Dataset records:
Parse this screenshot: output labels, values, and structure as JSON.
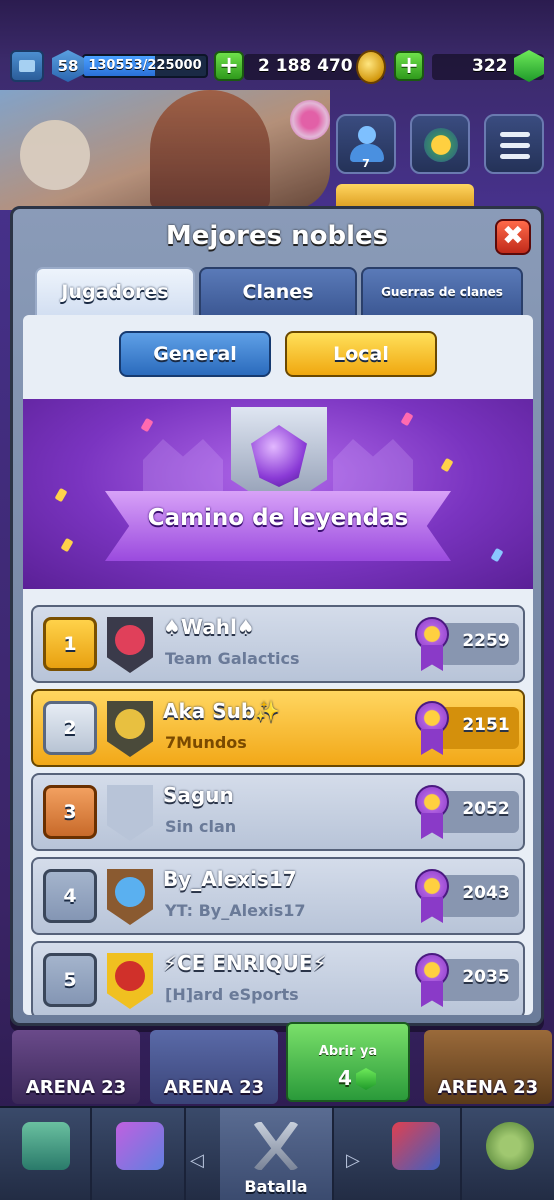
{
  "hud": {
    "level": "58",
    "xp_text": "130553/225000",
    "xp_progress": 0.58,
    "plus": "+",
    "gold": "2 188 470",
    "gems": "322",
    "friends_count": "7"
  },
  "modal": {
    "title": "Mejores nobles",
    "close": "✖",
    "tabs": [
      {
        "label": "Jugadores"
      },
      {
        "label": "Clanes"
      },
      {
        "label": "Guerras de clanes"
      }
    ],
    "filters": {
      "general": "General",
      "local": "Local"
    },
    "banner_title": "Camino de leyendas"
  },
  "leaderboard": [
    {
      "rank": "1",
      "name": "♠Wahl♠",
      "clan": "Team Galactics",
      "score": "2259",
      "badge_color": "#3a3a4a",
      "badge_inner": "#e0405a"
    },
    {
      "rank": "2",
      "name": "Aka Sub✨",
      "clan": "7Mundos",
      "score": "2151",
      "badge_color": "#4a4a3a",
      "badge_inner": "#e8c040"
    },
    {
      "rank": "3",
      "name": "Sagun",
      "clan": "Sin clan",
      "score": "2052",
      "badge_color": "#b8c4d8",
      "badge_inner": "#b8c4d8"
    },
    {
      "rank": "4",
      "name": "By_Alexis17",
      "clan": "YT: By_Alexis17",
      "score": "2043",
      "badge_color": "#8a5a30",
      "badge_inner": "#5ab0f0"
    },
    {
      "rank": "5",
      "name": "⚡CE ENRIQUE⚡",
      "clan": "[H]ard eSports",
      "score": "2035",
      "badge_color": "#f0c020",
      "badge_inner": "#d0302a"
    }
  ],
  "chests": [
    {
      "label": "ARENA 23"
    },
    {
      "label": "ARENA 23"
    },
    {
      "label": "ARENA 23"
    }
  ],
  "open_chest": {
    "label": "Abrir ya",
    "cost": "4"
  },
  "nav": {
    "battle_label": "Batalla",
    "left_arrow": "◁",
    "right_arrow": "▷"
  },
  "colors": {
    "accent_gold": "#f0a810",
    "accent_blue": "#2b6bbd",
    "banner_purple": "#7a34c0"
  }
}
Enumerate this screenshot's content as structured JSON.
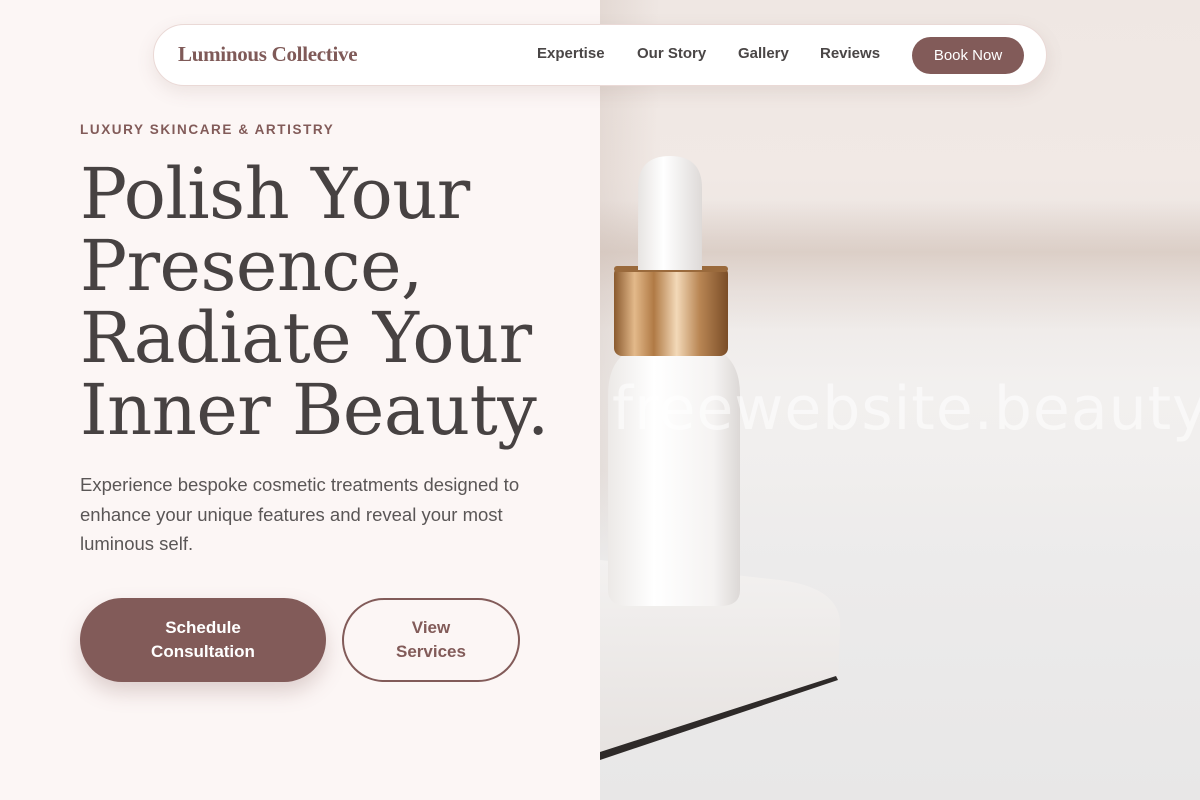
{
  "nav": {
    "brand": "Luminous Collective",
    "links": [
      "Expertise",
      "Our Story",
      "Gallery",
      "Reviews"
    ],
    "cta": "Book Now"
  },
  "hero": {
    "eyebrow": "LUXURY SKINCARE & ARTISTRY",
    "headline_lines": [
      "Polish Your",
      "Presence,",
      "Radiate Your",
      "Inner Beauty."
    ],
    "intro": "Experience bespoke cosmetic treatments designed to enhance your unique features and reveal your most luminous self.",
    "primary_button": "Schedule Consultation",
    "secondary_button": "View Services"
  },
  "image": {
    "watermark": "freewebsite.beauty"
  },
  "colors": {
    "accent": "#825b59",
    "background": "#fcf6f5",
    "heading": "#474242"
  }
}
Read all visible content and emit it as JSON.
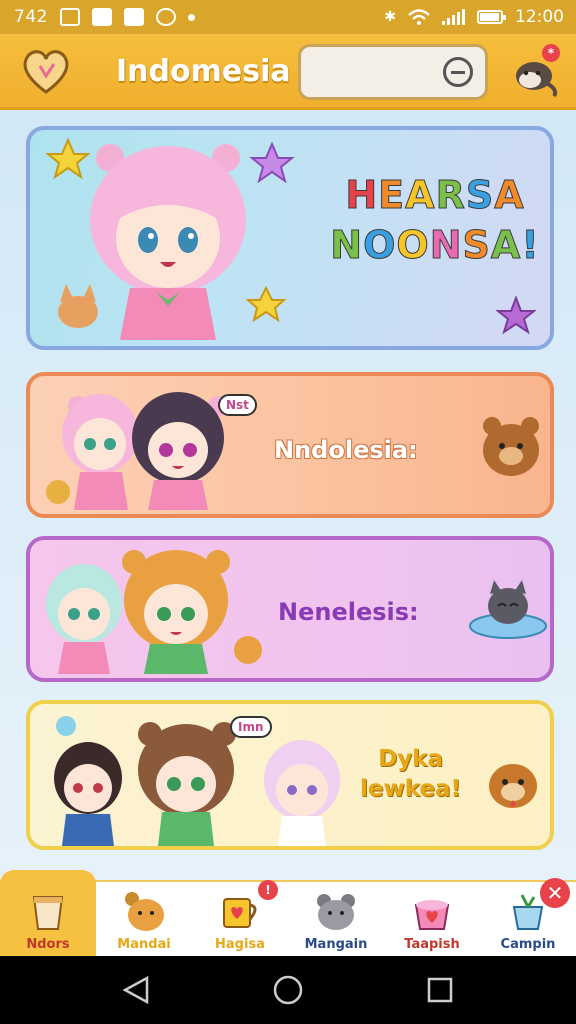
{
  "status_bar": {
    "left_text": "742",
    "time": "12:00",
    "battery_level": 0.85
  },
  "header": {
    "title": "Indomesia",
    "search_placeholder": "",
    "notification_badge": "*"
  },
  "cards": [
    {
      "title_line1": [
        "H",
        "E",
        "A",
        "R",
        "S",
        "A"
      ],
      "title_line2": [
        "N",
        "O",
        "O",
        "N",
        "S",
        "A",
        "!"
      ],
      "title_colors1": [
        "#e8424a",
        "#f08a2a",
        "#f5c52a",
        "#7ac04a",
        "#3aa0e0",
        "#f08a2a"
      ],
      "title_colors2": [
        "#7ac04a",
        "#3aa0e0",
        "#f5c52a",
        "#e86ab0",
        "#f08a2a",
        "#7ac04a",
        "#3aa0e0"
      ]
    },
    {
      "label": "Nndolesia:",
      "bubble": "Nst"
    },
    {
      "label": "Nenelesis:"
    },
    {
      "label_line1": "Dyka",
      "label_line2": "lewkea!",
      "bubble": "Imn"
    }
  ],
  "bottom_nav": [
    {
      "label": "Ndors",
      "color": "#c0392b",
      "icon": "cup-icon",
      "active": true
    },
    {
      "label": "Mandai",
      "color": "#e8a716",
      "icon": "bear-icon",
      "active": false
    },
    {
      "label": "Hagisa",
      "color": "#e8a716",
      "icon": "mug-icon",
      "active": false,
      "badge": "!"
    },
    {
      "label": "Mangain",
      "color": "#2a4a8a",
      "icon": "cat-icon",
      "active": false
    },
    {
      "label": "Taapish",
      "color": "#c0392b",
      "icon": "pot-icon",
      "active": false
    },
    {
      "label": "Campin",
      "color": "#2a4a8a",
      "icon": "plant-icon",
      "active": false,
      "close": "✕"
    }
  ]
}
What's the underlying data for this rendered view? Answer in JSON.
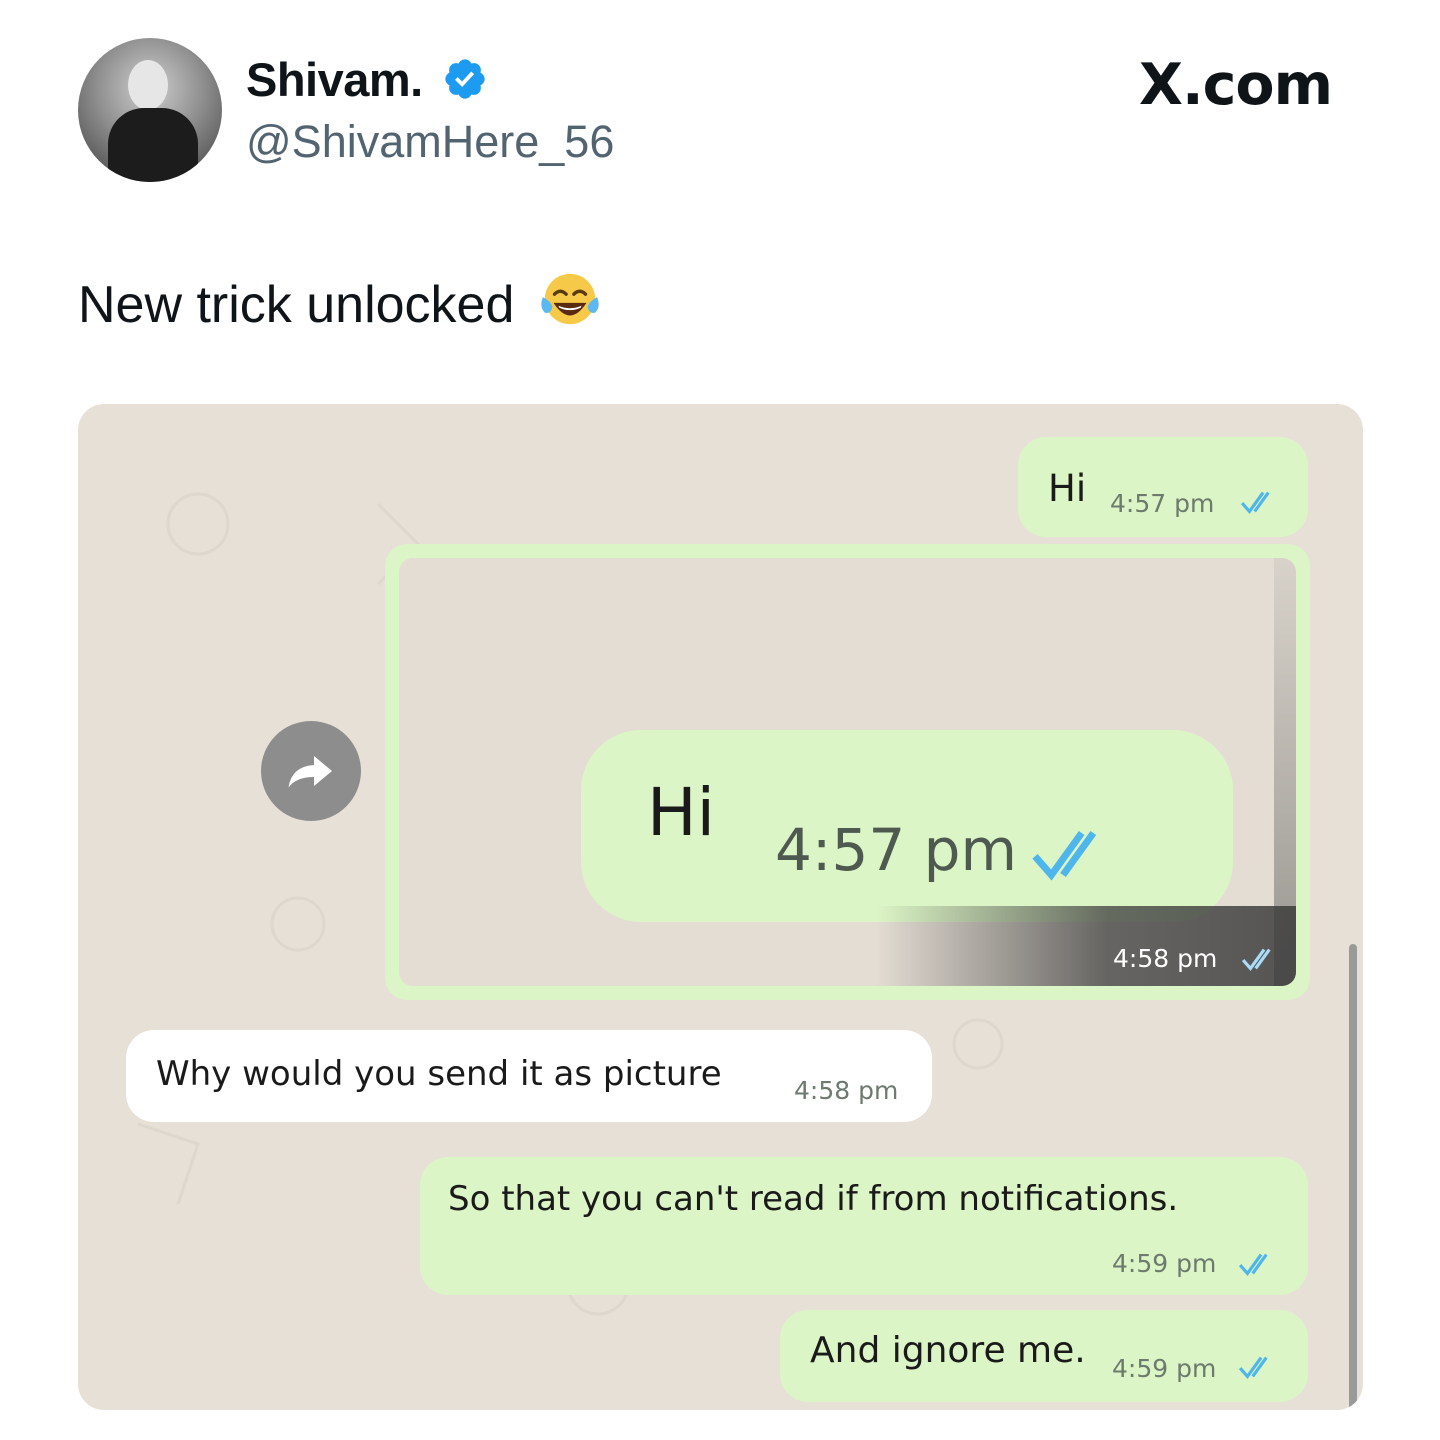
{
  "author": {
    "display_name": "Shivam.",
    "handle": "@ShivamHere_56",
    "verified": true
  },
  "site_logo": "X.com",
  "tweet": {
    "text": "New trick unlocked",
    "emoji": "face-with-tears-of-joy"
  },
  "chat": {
    "messages": [
      {
        "direction": "outgoing",
        "text": "Hi",
        "time": "4:57 pm",
        "status": "read"
      },
      {
        "direction": "outgoing",
        "type": "image",
        "image_text": "Hi",
        "image_time": "4:57 pm",
        "time": "4:58 pm",
        "status": "read"
      },
      {
        "direction": "incoming",
        "text": "Why would you send it as picture",
        "time": "4:58 pm"
      },
      {
        "direction": "outgoing",
        "text": "So that you can't read if from notifications.",
        "time": "4:59 pm",
        "status": "read"
      },
      {
        "direction": "outgoing",
        "text": "And ignore me.",
        "time": "4:59 pm",
        "status": "read"
      }
    ]
  },
  "colors": {
    "verified": "#1d9bf0",
    "outgoing_bubble": "#dcf5c6",
    "incoming_bubble": "#ffffff",
    "chat_background": "#e6e0d7",
    "read_ticks": "#4fb6ec",
    "handle_gray": "#536471"
  }
}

What you have to do> Copy every record above exactly, leaving out any pictures.

In response>
Parse this screenshot: output labels, values, and structure as JSON.
{
  "hud": {
    "level": "58",
    "xp_text": "130553/225000",
    "xp_progress": 0.58,
    "plus": "+",
    "gold": "2 188 470",
    "gems": "322",
    "friends_count": "7"
  },
  "modal": {
    "title": "Mejores nobles",
    "close": "✖",
    "tabs": [
      {
        "label": "Jugadores"
      },
      {
        "label": "Clanes"
      },
      {
        "label": "Guerras de clanes"
      }
    ],
    "filters": {
      "general": "General",
      "local": "Local"
    },
    "banner_title": "Camino de leyendas"
  },
  "leaderboard": [
    {
      "rank": "1",
      "name": "♠Wahl♠",
      "clan": "Team Galactics",
      "score": "2259",
      "badge_color": "#3a3a4a",
      "badge_inner": "#e0405a"
    },
    {
      "rank": "2",
      "name": "Aka Sub✨",
      "clan": "7Mundos",
      "score": "2151",
      "badge_color": "#4a4a3a",
      "badge_inner": "#e8c040"
    },
    {
      "rank": "3",
      "name": "Sagun",
      "clan": "Sin clan",
      "score": "2052",
      "badge_color": "#b8c4d8",
      "badge_inner": "#b8c4d8"
    },
    {
      "rank": "4",
      "name": "By_Alexis17",
      "clan": "YT: By_Alexis17",
      "score": "2043",
      "badge_color": "#8a5a30",
      "badge_inner": "#5ab0f0"
    },
    {
      "rank": "5",
      "name": "⚡CE ENRIQUE⚡",
      "clan": "[H]ard eSports",
      "score": "2035",
      "badge_color": "#f0c020",
      "badge_inner": "#d0302a"
    }
  ],
  "chests": [
    {
      "label": "ARENA 23"
    },
    {
      "label": "ARENA 23"
    },
    {
      "label": "ARENA 23"
    }
  ],
  "open_chest": {
    "label": "Abrir ya",
    "cost": "4"
  },
  "nav": {
    "battle_label": "Batalla",
    "left_arrow": "◁",
    "right_arrow": "▷"
  },
  "colors": {
    "accent_gold": "#f0a810",
    "accent_blue": "#2b6bbd",
    "banner_purple": "#7a34c0"
  }
}
Enumerate this screenshot's content as structured JSON.
{
  "nav": {
    "brand": "Luminous Collective",
    "links": [
      "Expertise",
      "Our Story",
      "Gallery",
      "Reviews"
    ],
    "cta": "Book Now"
  },
  "hero": {
    "eyebrow": "LUXURY SKINCARE & ARTISTRY",
    "headline_lines": [
      "Polish Your",
      "Presence,",
      "Radiate Your",
      "Inner Beauty."
    ],
    "intro": "Experience bespoke cosmetic treatments designed to enhance your unique features and reveal your most luminous self.",
    "primary_button": "Schedule Consultation",
    "secondary_button": "View Services"
  },
  "image": {
    "watermark": "freewebsite.beauty"
  },
  "colors": {
    "accent": "#825b59",
    "background": "#fcf6f5",
    "heading": "#474242"
  }
}
Read all visible content and emit it as JSON.
{
  "status_bar": {
    "left_text": "742",
    "time": "12:00",
    "battery_level": 0.85
  },
  "header": {
    "title": "Indomesia",
    "search_placeholder": "",
    "notification_badge": "*"
  },
  "cards": [
    {
      "title_line1": [
        "H",
        "E",
        "A",
        "R",
        "S",
        "A"
      ],
      "title_line2": [
        "N",
        "O",
        "O",
        "N",
        "S",
        "A",
        "!"
      ],
      "title_colors1": [
        "#e8424a",
        "#f08a2a",
        "#f5c52a",
        "#7ac04a",
        "#3aa0e0",
        "#f08a2a"
      ],
      "title_colors2": [
        "#7ac04a",
        "#3aa0e0",
        "#f5c52a",
        "#e86ab0",
        "#f08a2a",
        "#7ac04a",
        "#3aa0e0"
      ]
    },
    {
      "label": "Nndolesia:",
      "bubble": "Nst"
    },
    {
      "label": "Nenelesis:"
    },
    {
      "label_line1": "Dyka",
      "label_line2": "lewkea!",
      "bubble": "Imn"
    }
  ],
  "bottom_nav": [
    {
      "label": "Ndors",
      "color": "#c0392b",
      "icon": "cup-icon",
      "active": true
    },
    {
      "label": "Mandai",
      "color": "#e8a716",
      "icon": "bear-icon",
      "active": false
    },
    {
      "label": "Hagisa",
      "color": "#e8a716",
      "icon": "mug-icon",
      "active": false,
      "badge": "!"
    },
    {
      "label": "Mangain",
      "color": "#2a4a8a",
      "icon": "cat-icon",
      "active": false
    },
    {
      "label": "Taapish",
      "color": "#c0392b",
      "icon": "pot-icon",
      "active": false
    },
    {
      "label": "Campin",
      "color": "#2a4a8a",
      "icon": "plant-icon",
      "active": false,
      "close": "✕"
    }
  ]
}
What's the underlying data for this rendered view? Answer in JSON.
{
  "author": {
    "display_name": "Shivam.",
    "handle": "@ShivamHere_56",
    "verified": true
  },
  "site_logo": "X.com",
  "tweet": {
    "text": "New trick unlocked",
    "emoji": "face-with-tears-of-joy"
  },
  "chat": {
    "messages": [
      {
        "direction": "outgoing",
        "text": "Hi",
        "time": "4:57 pm",
        "status": "read"
      },
      {
        "direction": "outgoing",
        "type": "image",
        "image_text": "Hi",
        "image_time": "4:57 pm",
        "time": "4:58 pm",
        "status": "read"
      },
      {
        "direction": "incoming",
        "text": "Why would you send it as picture",
        "time": "4:58 pm"
      },
      {
        "direction": "outgoing",
        "text": "So that you can't read if from notifications.",
        "time": "4:59 pm",
        "status": "read"
      },
      {
        "direction": "outgoing",
        "text": "And ignore me.",
        "time": "4:59 pm",
        "status": "read"
      }
    ]
  },
  "colors": {
    "verified": "#1d9bf0",
    "outgoing_bubble": "#dcf5c6",
    "incoming_bubble": "#ffffff",
    "chat_background": "#e6e0d7",
    "read_ticks": "#4fb6ec",
    "handle_gray": "#536471"
  }
}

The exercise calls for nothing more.